What the exercise asks: Each line containing the word "into" needs to be copied.

Listed entries:
☆ ☆ ☆ ☆
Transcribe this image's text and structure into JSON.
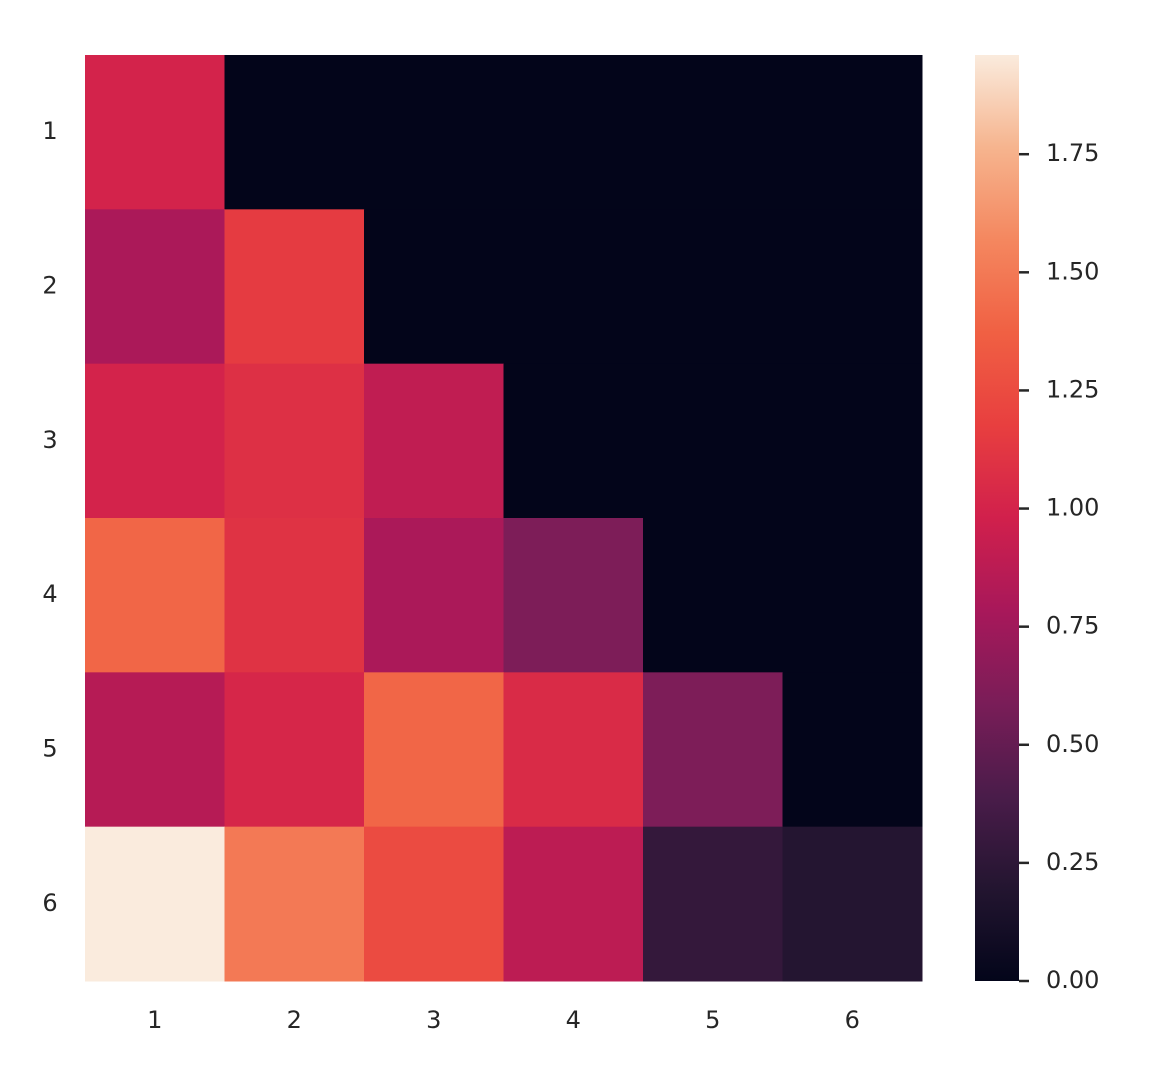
{
  "chart_data": {
    "type": "heatmap",
    "x_categories": [
      "1",
      "2",
      "3",
      "4",
      "5",
      "6"
    ],
    "y_categories": [
      "1",
      "2",
      "3",
      "4",
      "5",
      "6"
    ],
    "values": [
      [
        1.0,
        0,
        0,
        0,
        0,
        0
      ],
      [
        0.8,
        1.15,
        0,
        0,
        0,
        0
      ],
      [
        1.0,
        1.08,
        0.9,
        0,
        0,
        0
      ],
      [
        1.4,
        1.1,
        0.8,
        0.6,
        0,
        0
      ],
      [
        0.85,
        1.02,
        1.4,
        1.05,
        0.6,
        0
      ],
      [
        1.96,
        1.5,
        1.25,
        0.88,
        0.28,
        0.2
      ]
    ],
    "colormap": [
      "#03051a",
      "#231530",
      "#4a1c4a",
      "#7a1d58",
      "#a8185a",
      "#d1204c",
      "#e83f3f",
      "#f06043",
      "#f4875f",
      "#f6b48e",
      "#faebdd"
    ],
    "zlim": [
      0,
      1.96
    ],
    "zticks": [
      {
        "value": 0,
        "label": "0.00"
      },
      {
        "value": 0.25,
        "label": "0.25"
      },
      {
        "value": 0.5,
        "label": "0.50"
      },
      {
        "value": 0.75,
        "label": "0.75"
      },
      {
        "value": 1.0,
        "label": "1.00"
      },
      {
        "value": 1.25,
        "label": "1.25"
      },
      {
        "value": 1.5,
        "label": "1.50"
      },
      {
        "value": 1.75,
        "label": "1.75"
      }
    ]
  }
}
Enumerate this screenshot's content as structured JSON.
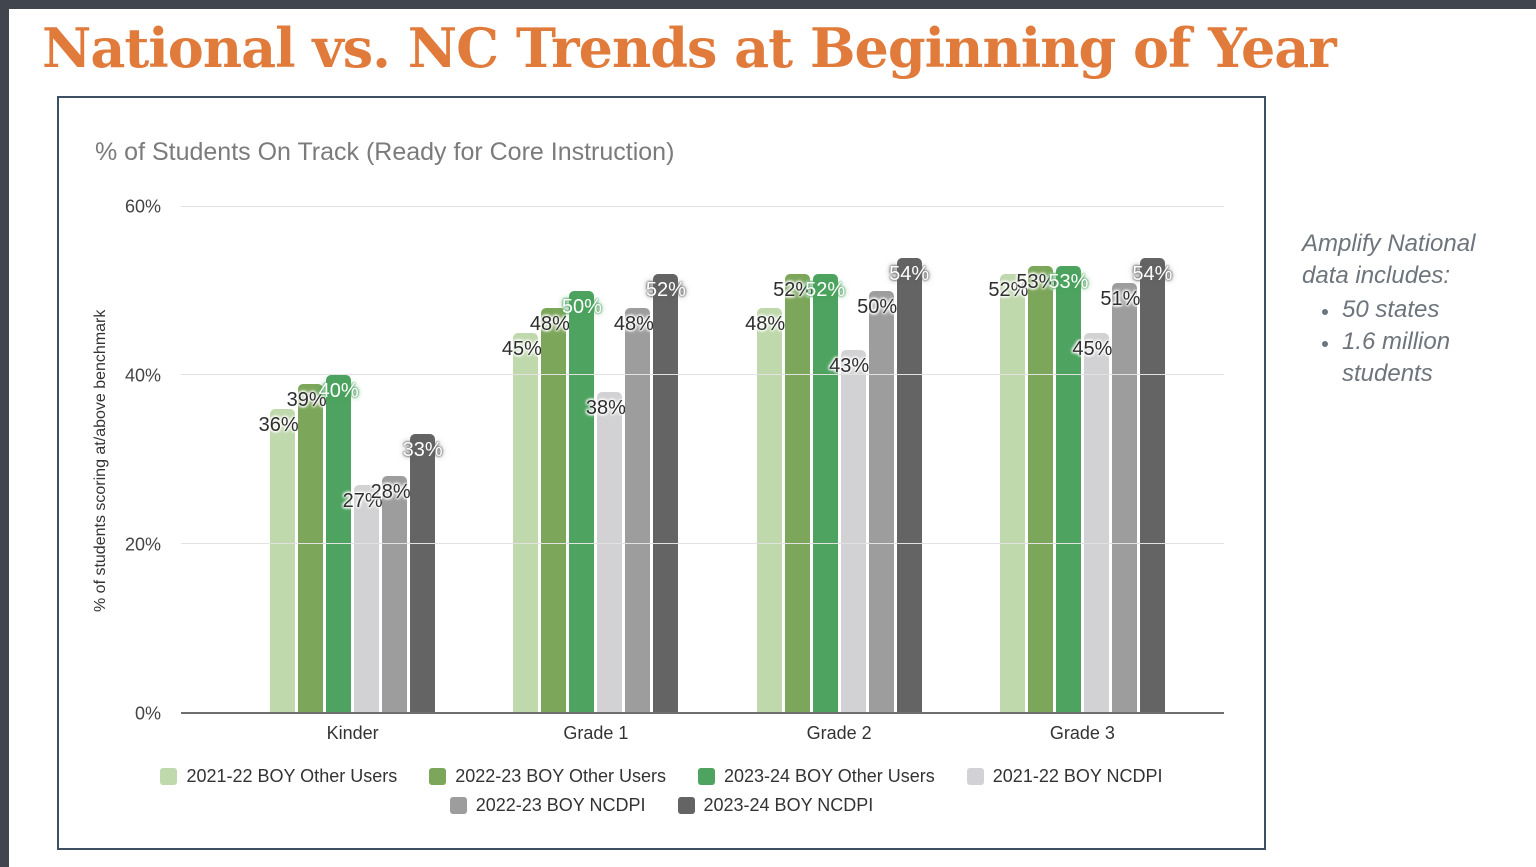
{
  "page": {
    "title": "National vs. NC Trends at Beginning of Year"
  },
  "chart_data": {
    "type": "bar",
    "title": "% of Students On Track (Ready for Core Instruction)",
    "ylabel": "% of students scoring at/above benchmark",
    "categories": [
      "Kinder",
      "Grade 1",
      "Grade 2",
      "Grade 3"
    ],
    "series": [
      {
        "name": "2021-22 BOY Other Users",
        "color": "#bfd8ac",
        "label_style": "dark",
        "values": [
          36,
          45,
          48,
          52
        ]
      },
      {
        "name": "2022-23 BOY Other Users",
        "color": "#7ca65a",
        "label_style": "dark",
        "values": [
          39,
          48,
          52,
          53
        ]
      },
      {
        "name": "2023-24 BOY Other Users",
        "color": "#4da35f",
        "label_style": "light",
        "values": [
          40,
          50,
          52,
          53
        ]
      },
      {
        "name": "2021-22 BOY NCDPI",
        "color": "#d2d2d4",
        "label_style": "dark",
        "values": [
          27,
          38,
          43,
          45
        ]
      },
      {
        "name": "2022-23 BOY NCDPI",
        "color": "#9d9d9d",
        "label_style": "dark",
        "values": [
          28,
          48,
          50,
          51
        ]
      },
      {
        "name": "2023-24 BOY NCDPI",
        "color": "#646464",
        "label_style": "light",
        "values": [
          33,
          52,
          54,
          54
        ]
      }
    ],
    "value_suffix": "%",
    "ylim": [
      0,
      60
    ],
    "yticks": [
      {
        "value": 0,
        "label": "0%"
      },
      {
        "value": 20,
        "label": "20%"
      },
      {
        "value": 40,
        "label": "40%"
      },
      {
        "value": 60,
        "label": "60%"
      }
    ],
    "grid": true,
    "legend_position": "bottom",
    "legend_rows": [
      4,
      2
    ]
  },
  "side_note": {
    "intro": "Amplify National data includes:",
    "bullets": [
      "50 states",
      "1.6 million students"
    ]
  },
  "theme": {
    "title_color": "#e07b3c",
    "frame_color": "#41454d",
    "chart_border_color": "#3d5063",
    "chart_title_color": "#7b7b7b",
    "axis_line_color": "#6f6f6f",
    "gridline_color": "#e2e2e2",
    "note_color": "#6e747b"
  }
}
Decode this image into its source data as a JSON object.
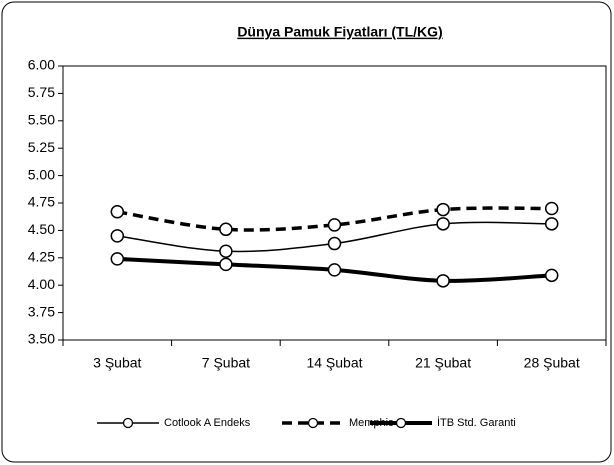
{
  "chart_data": {
    "type": "line",
    "title": "Dünya Pamuk Fiyatları (TL/KG)",
    "categories": [
      "3 Şubat",
      "7 Şubat",
      "14 Şubat",
      "21 Şubat",
      "28 Şubat"
    ],
    "series": [
      {
        "name": "Cotlook A Endeks",
        "color": "#000000",
        "values": [
          4.45,
          4.31,
          4.38,
          4.56,
          4.56
        ]
      },
      {
        "name": "Memphis",
        "color": "#000000",
        "values": [
          4.67,
          4.51,
          4.55,
          4.69,
          4.7
        ]
      },
      {
        "name": "İTB Std. Garanti",
        "color": "#000000",
        "values": [
          4.24,
          4.19,
          4.14,
          4.04,
          4.09
        ]
      }
    ],
    "ylim": [
      3.5,
      6.0
    ],
    "yticks": [
      {
        "value": 3.5,
        "label": "3.50"
      },
      {
        "value": 3.75,
        "label": "3.75"
      },
      {
        "value": 4.0,
        "label": "4.00"
      },
      {
        "value": 4.25,
        "label": "4.25"
      },
      {
        "value": 4.5,
        "label": "4.50"
      },
      {
        "value": 4.75,
        "label": "4.75"
      },
      {
        "value": 5.0,
        "label": "5.00"
      },
      {
        "value": 5.25,
        "label": "5.25"
      },
      {
        "value": 5.5,
        "label": "5.50"
      },
      {
        "value": 5.75,
        "label": "5.75"
      },
      {
        "value": 6.0,
        "label": "6.00"
      }
    ],
    "grid": false,
    "legend": "bottom"
  }
}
☆ ☆ ☆ ☆
Output for this task:
Transcribe this image's text and structure into JSON.
Decode this image into its source data as a JSON object.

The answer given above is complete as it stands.